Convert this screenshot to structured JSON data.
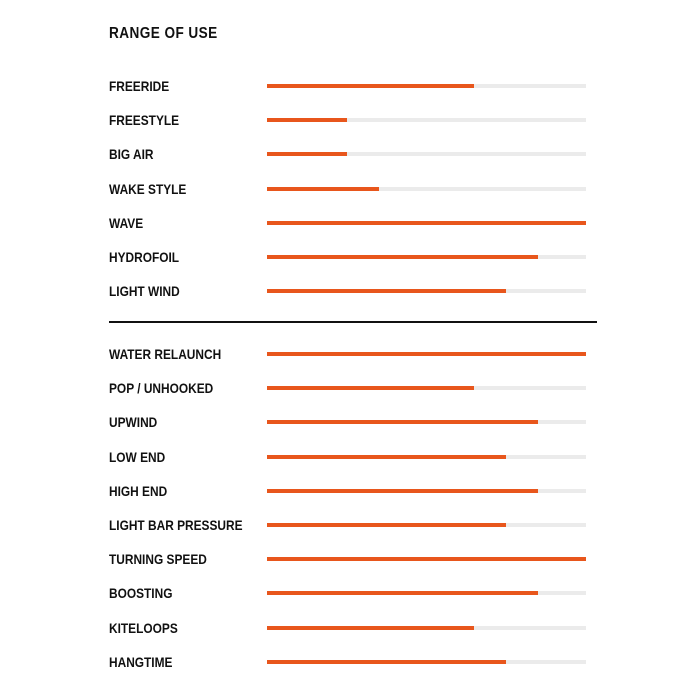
{
  "chart_data": {
    "type": "bar",
    "title": "RANGE OF USE",
    "orientation": "horizontal",
    "xlim": [
      0,
      1
    ],
    "colors": {
      "fill": "#e8561c",
      "track": "#ebebeb"
    },
    "groups": [
      {
        "categories": [
          "FREERIDE",
          "FREESTYLE",
          "BIG AIR",
          "WAKE STYLE",
          "WAVE",
          "HYDROFOIL",
          "LIGHT WIND"
        ],
        "values": [
          0.65,
          0.25,
          0.25,
          0.35,
          1.0,
          0.85,
          0.75
        ]
      },
      {
        "categories": [
          "WATER RELAUNCH",
          "POP / UNHOOKED",
          "UPWIND",
          "LOW END",
          "HIGH END",
          "LIGHT BAR PRESSURE",
          "TURNING SPEED",
          "BOOSTING",
          "KITELOOPS",
          "HANGTIME"
        ],
        "values": [
          1.0,
          0.65,
          0.85,
          0.75,
          0.85,
          0.75,
          1.0,
          0.85,
          0.65,
          0.75
        ]
      }
    ]
  }
}
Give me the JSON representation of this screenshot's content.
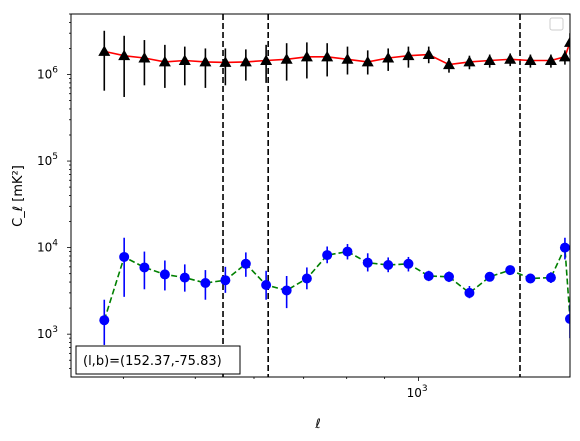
{
  "chart_data": {
    "type": "scatter",
    "xlabel": "ℓ",
    "ylabel": "C_ℓ  [mK²]",
    "x_scale": "log",
    "y_scale": "log",
    "xlim": [
      340,
      1600
    ],
    "ylim": [
      320,
      5000000
    ],
    "x_tick_labels": [
      {
        "value": 1000,
        "base": "10",
        "exp": "3"
      }
    ],
    "y_tick_labels": [
      {
        "value": 1000,
        "base": "10",
        "exp": "3"
      },
      {
        "value": 10000,
        "base": "10",
        "exp": "4"
      },
      {
        "value": 100000,
        "base": "10",
        "exp": "5"
      },
      {
        "value": 1000000,
        "base": "10",
        "exp": "6"
      }
    ],
    "grid": false,
    "legend": {
      "position": "top-right",
      "entries": []
    },
    "annotation": "(l,b)=(152.37,-75.83)",
    "vertical_lines_x": [
      545,
      627,
      1370
    ],
    "series": [
      {
        "marker": "triangle",
        "color": "#000000",
        "line_color": "#ff0000",
        "line_style": "solid",
        "x": [
          377,
          401,
          427,
          455,
          484,
          516,
          549,
          585,
          623,
          664,
          707,
          753,
          802,
          854,
          910,
          969,
          1032,
          1099,
          1171,
          1247,
          1329,
          1415,
          1508,
          1575
        ],
        "y": [
          1850000,
          1650000,
          1550000,
          1400000,
          1450000,
          1400000,
          1380000,
          1400000,
          1450000,
          1500000,
          1600000,
          1600000,
          1500000,
          1400000,
          1550000,
          1650000,
          1700000,
          1300000,
          1400000,
          1450000,
          1500000,
          1450000,
          1450000,
          1600000
        ],
        "y_low": [
          650000,
          550000,
          750000,
          700000,
          750000,
          700000,
          750000,
          850000,
          800000,
          850000,
          900000,
          950000,
          1000000,
          1000000,
          1100000,
          1200000,
          1350000,
          1050000,
          1150000,
          1200000,
          1250000,
          1200000,
          1200000,
          1300000
        ],
        "y_high": [
          3200000,
          2800000,
          2500000,
          2200000,
          2100000,
          2000000,
          2000000,
          1950000,
          2200000,
          2300000,
          2350000,
          2300000,
          2100000,
          1900000,
          2000000,
          2100000,
          2100000,
          1550000,
          1650000,
          1700000,
          1750000,
          1700000,
          1700000,
          1900000
        ]
      },
      {
        "marker": "circle",
        "color": "#0000ff",
        "line_color": "#008000",
        "line_style": "dashed",
        "x": [
          377,
          401,
          427,
          455,
          484,
          516,
          549,
          585,
          623,
          664,
          707,
          753,
          802,
          854,
          910,
          969,
          1032,
          1099,
          1171,
          1247,
          1329,
          1415,
          1508,
          1575
        ],
        "y": [
          1450,
          7800,
          5900,
          4900,
          4500,
          3900,
          4200,
          6500,
          3700,
          3200,
          4400,
          8200,
          9000,
          6700,
          6300,
          6500,
          4700,
          4600,
          3000,
          4600,
          5500,
          4400,
          4500,
          10000
        ],
        "y_low": [
          750,
          2700,
          3300,
          3200,
          3100,
          2500,
          3000,
          4600,
          2500,
          2000,
          3300,
          6600,
          7300,
          5300,
          5200,
          5300,
          4100,
          4000,
          2600,
          4200,
          5000,
          3900,
          3900,
          7300
        ],
        "y_high": [
          2500,
          13000,
          9000,
          7100,
          6400,
          5500,
          6000,
          8800,
          5400,
          4700,
          5900,
          10300,
          11000,
          8600,
          7700,
          7800,
          5400,
          5300,
          3600,
          5100,
          6100,
          5000,
          5200,
          13000
        ]
      }
    ],
    "extra_points": [
      {
        "series": 0,
        "x": 1600,
        "y": 2350000,
        "y_low": 1700000,
        "y_high": 3000000
      },
      {
        "series": 1,
        "x": 1600,
        "y": 1500,
        "y_low": 900,
        "y_high": 2200
      }
    ]
  }
}
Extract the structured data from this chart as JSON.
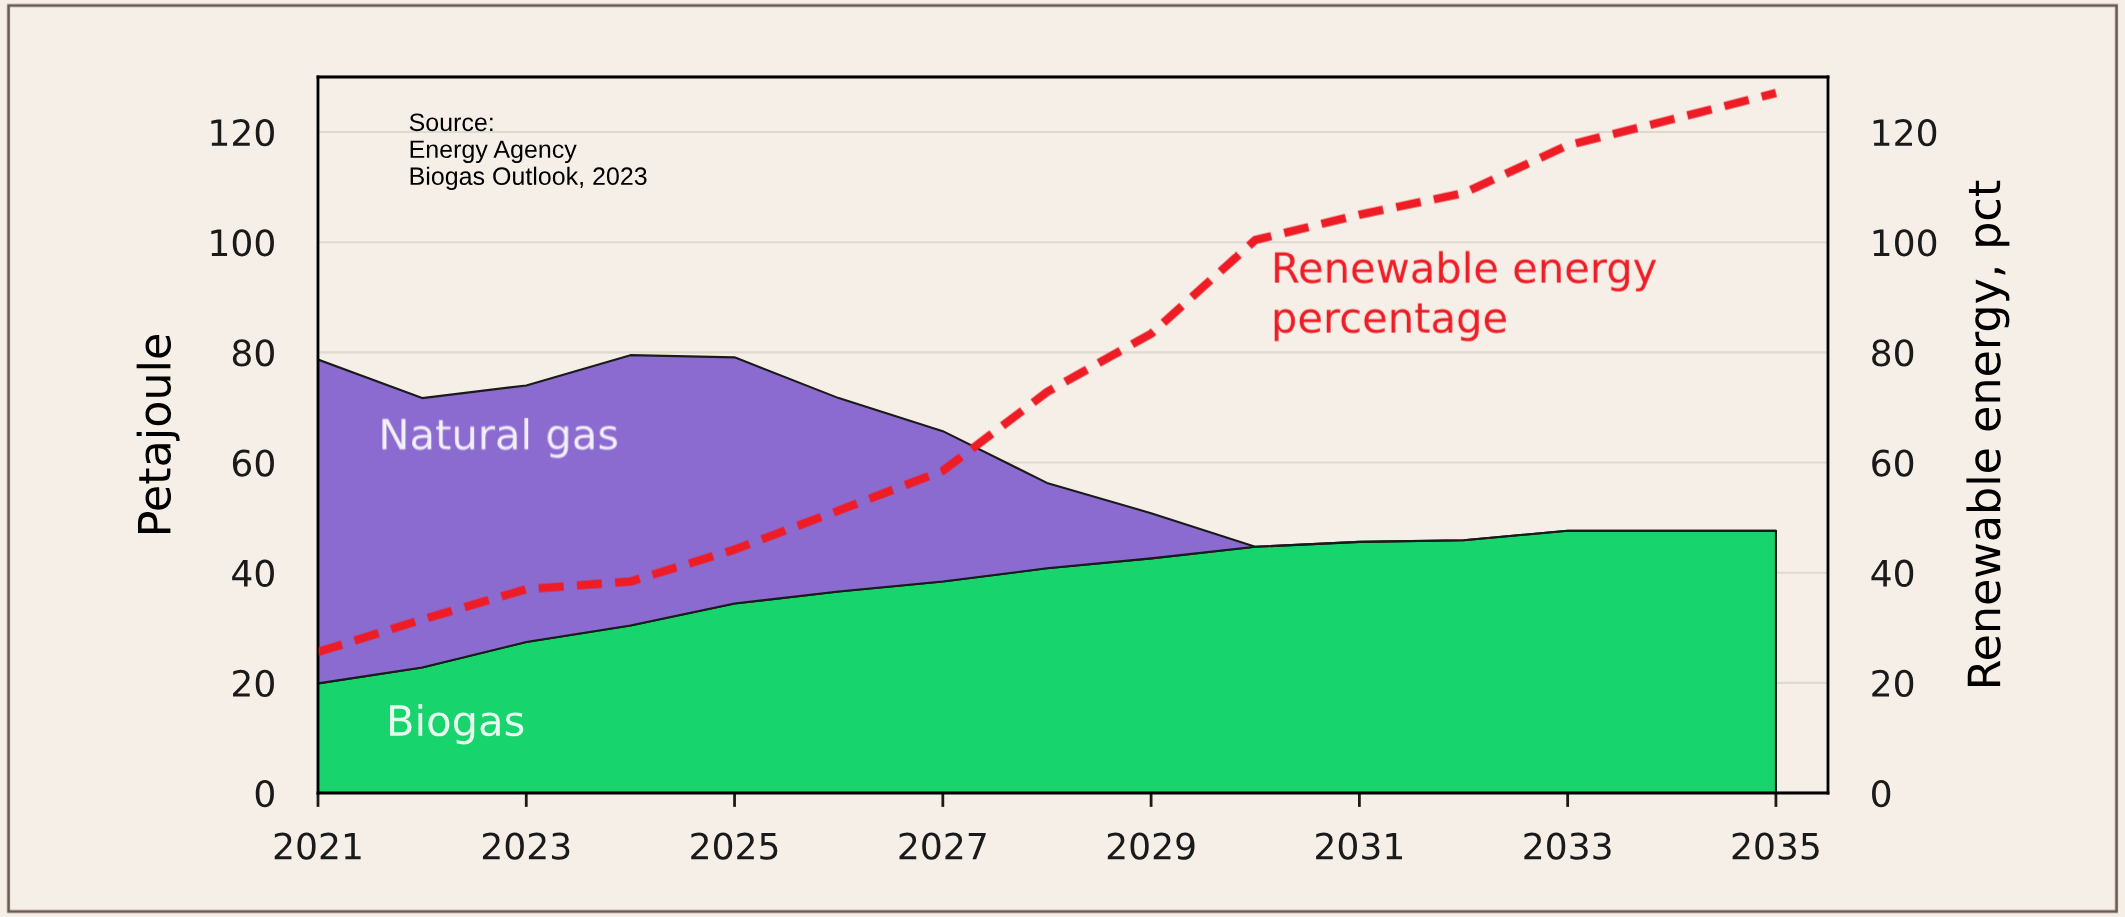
{
  "chart_data": {
    "type": "area",
    "stacked": true,
    "ylabel": "Petajoule",
    "y2label": "Renewable energy, pct",
    "x": [
      2021,
      2022,
      2023,
      2024,
      2025,
      2026,
      2027,
      2028,
      2029,
      2030,
      2031,
      2032,
      2033,
      2034,
      2035
    ],
    "series": [
      {
        "name": "Biogas",
        "color": "#18d46c",
        "values": [
          19.9,
          22.8,
          27.4,
          30.4,
          34.4,
          36.6,
          38.4,
          40.8,
          42.6,
          44.7,
          45.6,
          45.9,
          47.6,
          47.6,
          47.6
        ]
      },
      {
        "name": "Natural gas",
        "color": "#8c6bd0",
        "values": [
          58.8,
          48.9,
          46.6,
          49.1,
          44.7,
          35.1,
          27.3,
          15.5,
          8.2,
          0,
          0,
          0,
          0,
          0,
          0
        ]
      },
      {
        "name": "Renewable energy percentage",
        "type": "line",
        "axis": "y2",
        "color": "#ee1c25",
        "line_style": "dashed",
        "values": [
          25.6,
          31.5,
          37,
          38.4,
          44.2,
          51.3,
          58.5,
          72.8,
          83.4,
          100.4,
          105,
          108.9,
          117.6,
          122.3,
          127.1
        ]
      }
    ],
    "xlim": [
      2021,
      2035.5
    ],
    "xticks": [
      2021,
      2023,
      2025,
      2027,
      2029,
      2031,
      2033,
      2035
    ],
    "ylim": [
      0,
      130
    ],
    "yticks": [
      0,
      20,
      40,
      60,
      80,
      100,
      120
    ],
    "y2lim": [
      0,
      130
    ],
    "y2ticks": [
      0,
      20,
      40,
      60,
      80,
      100,
      120
    ],
    "grid": "y",
    "legend": false,
    "annotations": [
      "Source:\nEnergy Agency\nBiogas Outlook, 2023"
    ]
  }
}
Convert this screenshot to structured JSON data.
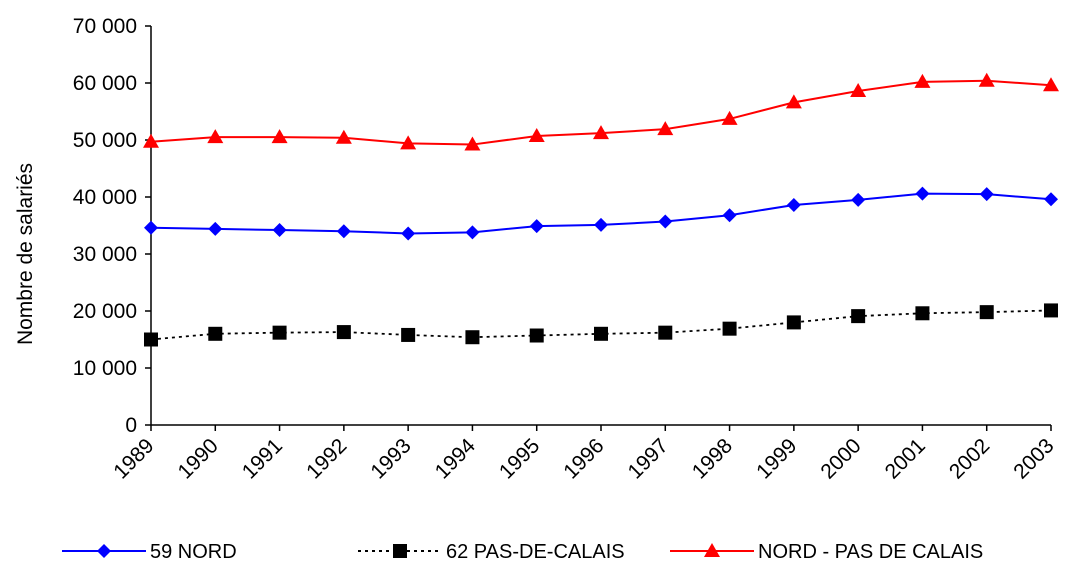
{
  "chart_data": {
    "type": "line",
    "title": "",
    "xlabel": "",
    "ylabel": "Nombre de salariés",
    "ylim": [
      0,
      70000
    ],
    "yticks": [
      0,
      10000,
      20000,
      30000,
      40000,
      50000,
      60000,
      70000
    ],
    "ytick_labels": [
      "0",
      "10 000",
      "20 000",
      "30 000",
      "40 000",
      "50 000",
      "60 000",
      "70 000"
    ],
    "categories": [
      "1989",
      "1990",
      "1991",
      "1992",
      "1993",
      "1994",
      "1995",
      "1996",
      "1997",
      "1998",
      "1999",
      "2000",
      "2001",
      "2002",
      "2003"
    ],
    "grid": false,
    "legend_position": "bottom",
    "series": [
      {
        "name": "59 NORD",
        "color": "#0000ff",
        "line_style": "solid",
        "marker": "diamond",
        "values": [
          34600,
          34400,
          34200,
          34000,
          33600,
          33800,
          34900,
          35100,
          35700,
          36800,
          38600,
          39500,
          40600,
          40500,
          39600
        ]
      },
      {
        "name": "62 PAS-DE-CALAIS",
        "color": "#000000",
        "line_style": "dotted",
        "marker": "square",
        "values": [
          15000,
          16000,
          16200,
          16300,
          15800,
          15400,
          15700,
          16000,
          16200,
          16900,
          18000,
          19100,
          19600,
          19800,
          20100
        ]
      },
      {
        "name": "NORD - PAS DE CALAIS",
        "color": "#ff0000",
        "line_style": "solid",
        "marker": "triangle",
        "values": [
          49700,
          50500,
          50500,
          50400,
          49400,
          49200,
          50700,
          51200,
          51900,
          53700,
          56600,
          58600,
          60200,
          60400,
          59600
        ]
      }
    ]
  }
}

= Given request =
Identify which lines contain the word "ylabel" and copy each one.

= Full answer =
    "ylabel": "C_ℓ  [mK²]",
    "ylabel": "Petajoule",
    "ylabel": "Nombre de salariés",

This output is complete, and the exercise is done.